**What is needed**
All of the entries must be reproduced exactly, with no images carried over.

**Data**
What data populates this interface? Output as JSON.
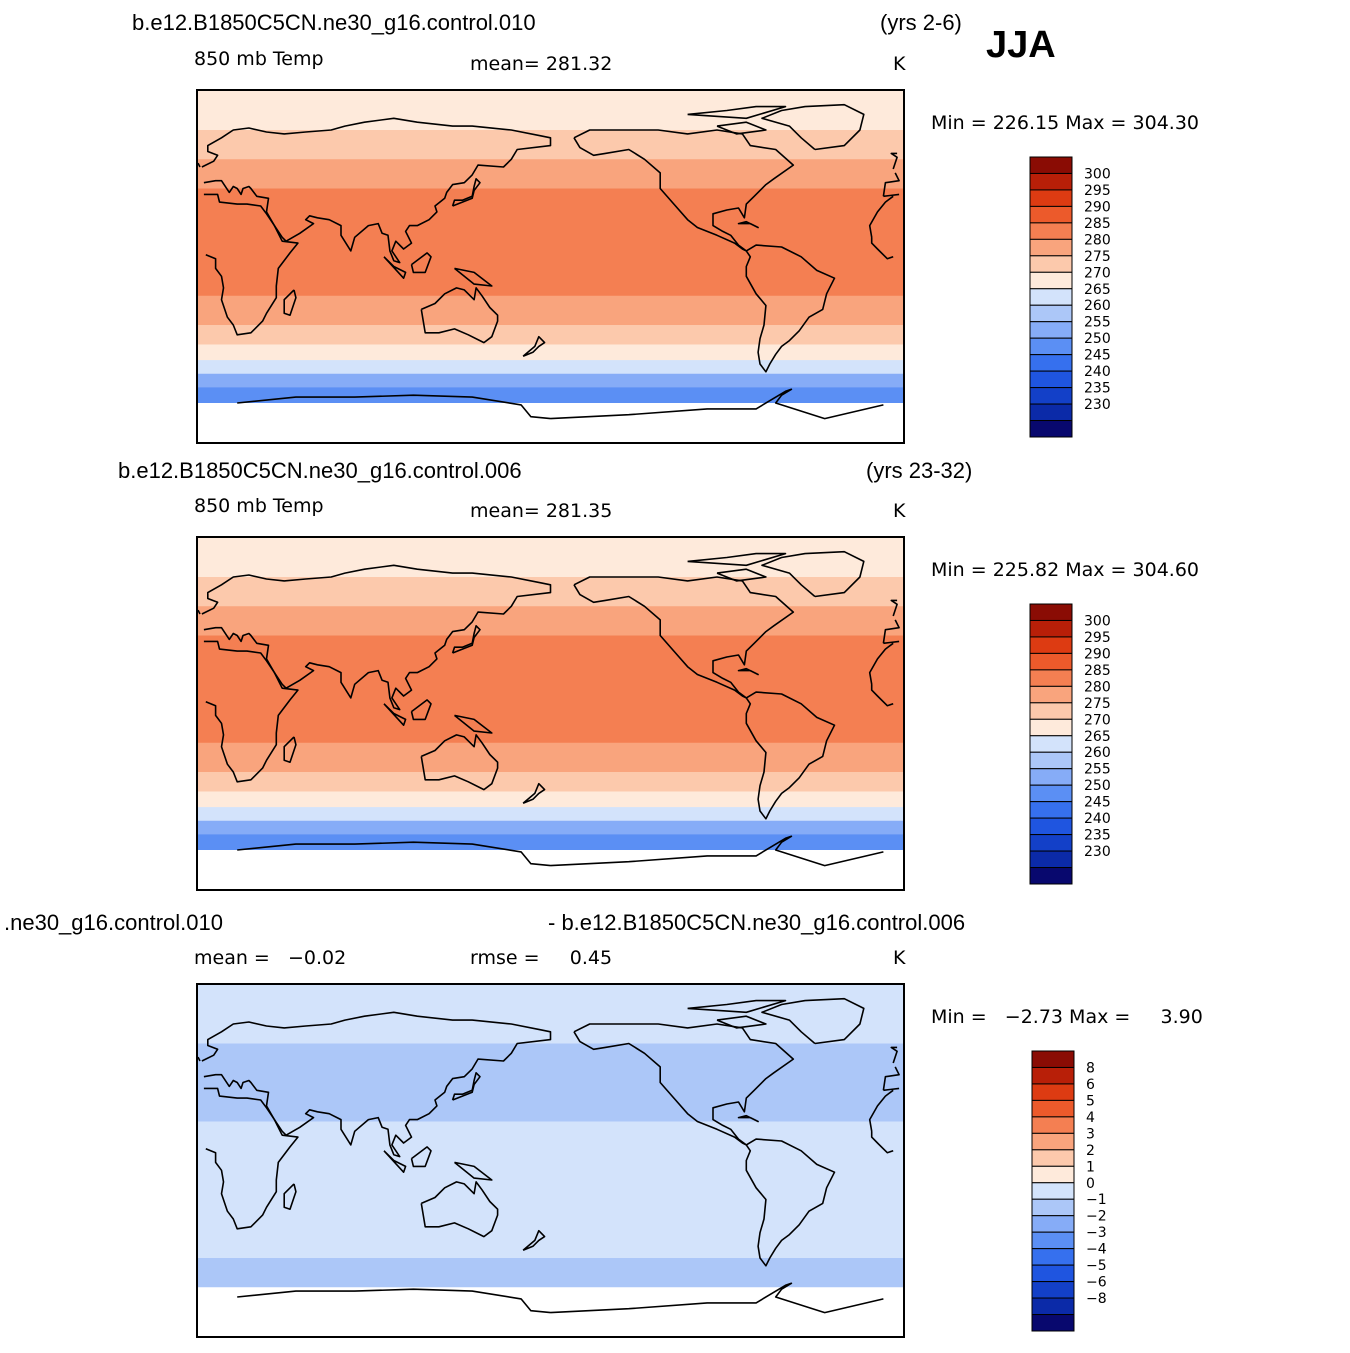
{
  "season": "JJA",
  "colors": {
    "temp_scale": [
      "#08086e",
      "#0b2aa8",
      "#1340c8",
      "#1f55e0",
      "#3670ee",
      "#5b8ff4",
      "#86acf7",
      "#acc7f8",
      "#d3e3fb",
      "#feeadb",
      "#fcc9ac",
      "#f9a47d",
      "#f47f52",
      "#ec5a2b",
      "#dd3b12",
      "#b81f08",
      "#8a0c04"
    ],
    "diff_scale": [
      "#08086e",
      "#0b2aa8",
      "#1340c8",
      "#1f55e0",
      "#3670ee",
      "#5b8ff4",
      "#86acf7",
      "#acc7f8",
      "#d3e3fb",
      "#feeadb",
      "#fcc9ac",
      "#f9a47d",
      "#f47f52",
      "#ec5a2b",
      "#dd3b12",
      "#b81f08",
      "#8a0c04"
    ]
  },
  "panels": [
    {
      "case": "b.e12.B1850C5CN.ne30_g16.control.010",
      "years": "(yrs 2-6)",
      "variable": "850 mb Temp",
      "stat1": "mean= 281.32",
      "units": "K",
      "minmax": "Min = 226.15 Max = 304.30"
    },
    {
      "case": "b.e12.B1850C5CN.ne30_g16.control.006",
      "years": "(yrs 23-32)",
      "variable": "850 mb Temp",
      "stat1": "mean= 281.35",
      "units": "K",
      "minmax": "Min = 225.82 Max = 304.60"
    },
    {
      "case_left": ".ne30_g16.control.010",
      "case_right": "- b.e12.B1850C5CN.ne30_g16.control.006",
      "stat1": "mean =   −0.02",
      "stat2": "rmse =     0.45",
      "units": "K",
      "minmax": "Min =   −2.73 Max =     3.90"
    }
  ],
  "chart_data": [
    {
      "type": "heatmap",
      "title": "b.e12.B1850C5CN.ne30_g16.control.010 (yrs 2-6)",
      "subtitle": "850 mb Temp",
      "units": "K",
      "mean": 281.32,
      "min": 226.15,
      "max": 304.3,
      "colorbar_levels": [
        300,
        295,
        290,
        285,
        280,
        275,
        270,
        265,
        260,
        255,
        250,
        245,
        240,
        235,
        230
      ],
      "zonal_bands": [
        {
          "lat_from": 90,
          "lat_to": 70,
          "value": 272
        },
        {
          "lat_from": 70,
          "lat_to": 55,
          "value": 278
        },
        {
          "lat_from": 55,
          "lat_to": 40,
          "value": 283
        },
        {
          "lat_from": 40,
          "lat_to": -15,
          "value": 288
        },
        {
          "lat_from": -15,
          "lat_to": -30,
          "value": 284
        },
        {
          "lat_from": -30,
          "lat_to": -40,
          "value": 278
        },
        {
          "lat_from": -40,
          "lat_to": -48,
          "value": 272
        },
        {
          "lat_from": -48,
          "lat_to": -55,
          "value": 266
        },
        {
          "lat_from": -55,
          "lat_to": -62,
          "value": 258
        },
        {
          "lat_from": -62,
          "lat_to": -70,
          "value": 252
        },
        {
          "lat_from": -70,
          "lat_to": -90,
          "value": null
        }
      ]
    },
    {
      "type": "heatmap",
      "title": "b.e12.B1850C5CN.ne30_g16.control.006 (yrs 23-32)",
      "subtitle": "850 mb Temp",
      "units": "K",
      "mean": 281.35,
      "min": 225.82,
      "max": 304.6,
      "colorbar_levels": [
        300,
        295,
        290,
        285,
        280,
        275,
        270,
        265,
        260,
        255,
        250,
        245,
        240,
        235,
        230
      ],
      "zonal_bands": [
        {
          "lat_from": 90,
          "lat_to": 70,
          "value": 272
        },
        {
          "lat_from": 70,
          "lat_to": 55,
          "value": 278
        },
        {
          "lat_from": 55,
          "lat_to": 40,
          "value": 283
        },
        {
          "lat_from": 40,
          "lat_to": -15,
          "value": 288
        },
        {
          "lat_from": -15,
          "lat_to": -30,
          "value": 284
        },
        {
          "lat_from": -30,
          "lat_to": -40,
          "value": 278
        },
        {
          "lat_from": -40,
          "lat_to": -48,
          "value": 272
        },
        {
          "lat_from": -48,
          "lat_to": -55,
          "value": 266
        },
        {
          "lat_from": -55,
          "lat_to": -62,
          "value": 258
        },
        {
          "lat_from": -62,
          "lat_to": -70,
          "value": 252
        },
        {
          "lat_from": -70,
          "lat_to": -90,
          "value": null
        }
      ]
    },
    {
      "type": "heatmap",
      "title": ".ne30_g16.control.010 - b.e12.B1850C5CN.ne30_g16.control.006",
      "units": "K",
      "mean": -0.02,
      "rmse": 0.45,
      "min": -2.73,
      "max": 3.9,
      "colorbar_levels": [
        "8",
        "6",
        "5",
        "4",
        "3",
        "2",
        "1",
        "0",
        "−1",
        "−2",
        "−3",
        "−4",
        "−5",
        "−6",
        "−8"
      ],
      "zonal_bands": [
        {
          "lat_from": 90,
          "lat_to": 60,
          "value": 0.5
        },
        {
          "lat_from": 60,
          "lat_to": 20,
          "value": -0.5
        },
        {
          "lat_from": 20,
          "lat_to": -30,
          "value": 0.5
        },
        {
          "lat_from": -30,
          "lat_to": -50,
          "value": 0.5
        },
        {
          "lat_from": -50,
          "lat_to": -65,
          "value": -0.5
        },
        {
          "lat_from": -65,
          "lat_to": -90,
          "value": null
        }
      ]
    }
  ]
}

**Answer for this exercise**
What data populates this interface? Output as JSON.
{
  "season": "JJA",
  "colors": {
    "temp_scale": [
      "#08086e",
      "#0b2aa8",
      "#1340c8",
      "#1f55e0",
      "#3670ee",
      "#5b8ff4",
      "#86acf7",
      "#acc7f8",
      "#d3e3fb",
      "#feeadb",
      "#fcc9ac",
      "#f9a47d",
      "#f47f52",
      "#ec5a2b",
      "#dd3b12",
      "#b81f08",
      "#8a0c04"
    ],
    "diff_scale": [
      "#08086e",
      "#0b2aa8",
      "#1340c8",
      "#1f55e0",
      "#3670ee",
      "#5b8ff4",
      "#86acf7",
      "#acc7f8",
      "#d3e3fb",
      "#feeadb",
      "#fcc9ac",
      "#f9a47d",
      "#f47f52",
      "#ec5a2b",
      "#dd3b12",
      "#b81f08",
      "#8a0c04"
    ]
  },
  "panels": [
    {
      "case": "b.e12.B1850C5CN.ne30_g16.control.010",
      "years": "(yrs 2-6)",
      "variable": "850 mb Temp",
      "stat1": "mean= 281.32",
      "units": "K",
      "minmax": "Min = 226.15 Max = 304.30"
    },
    {
      "case": "b.e12.B1850C5CN.ne30_g16.control.006",
      "years": "(yrs 23-32)",
      "variable": "850 mb Temp",
      "stat1": "mean= 281.35",
      "units": "K",
      "minmax": "Min = 225.82 Max = 304.60"
    },
    {
      "case_left": ".ne30_g16.control.010",
      "case_right": "- b.e12.B1850C5CN.ne30_g16.control.006",
      "stat1": "mean =   −0.02",
      "stat2": "rmse =     0.45",
      "units": "K",
      "minmax": "Min =   −2.73 Max =     3.90"
    }
  ],
  "chart_data": [
    {
      "type": "heatmap",
      "title": "b.e12.B1850C5CN.ne30_g16.control.010 (yrs 2-6)",
      "subtitle": "850 mb Temp",
      "units": "K",
      "mean": 281.32,
      "min": 226.15,
      "max": 304.3,
      "colorbar_levels": [
        300,
        295,
        290,
        285,
        280,
        275,
        270,
        265,
        260,
        255,
        250,
        245,
        240,
        235,
        230
      ],
      "zonal_bands": [
        {
          "lat_from": 90,
          "lat_to": 70,
          "value": 272
        },
        {
          "lat_from": 70,
          "lat_to": 55,
          "value": 278
        },
        {
          "lat_from": 55,
          "lat_to": 40,
          "value": 283
        },
        {
          "lat_from": 40,
          "lat_to": -15,
          "value": 288
        },
        {
          "lat_from": -15,
          "lat_to": -30,
          "value": 284
        },
        {
          "lat_from": -30,
          "lat_to": -40,
          "value": 278
        },
        {
          "lat_from": -40,
          "lat_to": -48,
          "value": 272
        },
        {
          "lat_from": -48,
          "lat_to": -55,
          "value": 266
        },
        {
          "lat_from": -55,
          "lat_to": -62,
          "value": 258
        },
        {
          "lat_from": -62,
          "lat_to": -70,
          "value": 252
        },
        {
          "lat_from": -70,
          "lat_to": -90,
          "value": null
        }
      ]
    },
    {
      "type": "heatmap",
      "title": "b.e12.B1850C5CN.ne30_g16.control.006 (yrs 23-32)",
      "subtitle": "850 mb Temp",
      "units": "K",
      "mean": 281.35,
      "min": 225.82,
      "max": 304.6,
      "colorbar_levels": [
        300,
        295,
        290,
        285,
        280,
        275,
        270,
        265,
        260,
        255,
        250,
        245,
        240,
        235,
        230
      ],
      "zonal_bands": [
        {
          "lat_from": 90,
          "lat_to": 70,
          "value": 272
        },
        {
          "lat_from": 70,
          "lat_to": 55,
          "value": 278
        },
        {
          "lat_from": 55,
          "lat_to": 40,
          "value": 283
        },
        {
          "lat_from": 40,
          "lat_to": -15,
          "value": 288
        },
        {
          "lat_from": -15,
          "lat_to": -30,
          "value": 284
        },
        {
          "lat_from": -30,
          "lat_to": -40,
          "value": 278
        },
        {
          "lat_from": -40,
          "lat_to": -48,
          "value": 272
        },
        {
          "lat_from": -48,
          "lat_to": -55,
          "value": 266
        },
        {
          "lat_from": -55,
          "lat_to": -62,
          "value": 258
        },
        {
          "lat_from": -62,
          "lat_to": -70,
          "value": 252
        },
        {
          "lat_from": -70,
          "lat_to": -90,
          "value": null
        }
      ]
    },
    {
      "type": "heatmap",
      "title": ".ne30_g16.control.010 - b.e12.B1850C5CN.ne30_g16.control.006",
      "units": "K",
      "mean": -0.02,
      "rmse": 0.45,
      "min": -2.73,
      "max": 3.9,
      "colorbar_levels": [
        "8",
        "6",
        "5",
        "4",
        "3",
        "2",
        "1",
        "0",
        "−1",
        "−2",
        "−3",
        "−4",
        "−5",
        "−6",
        "−8"
      ],
      "zonal_bands": [
        {
          "lat_from": 90,
          "lat_to": 60,
          "value": 0.5
        },
        {
          "lat_from": 60,
          "lat_to": 20,
          "value": -0.5
        },
        {
          "lat_from": 20,
          "lat_to": -30,
          "value": 0.5
        },
        {
          "lat_from": -30,
          "lat_to": -50,
          "value": 0.5
        },
        {
          "lat_from": -50,
          "lat_to": -65,
          "value": -0.5
        },
        {
          "lat_from": -65,
          "lat_to": -90,
          "value": null
        }
      ]
    }
  ]
}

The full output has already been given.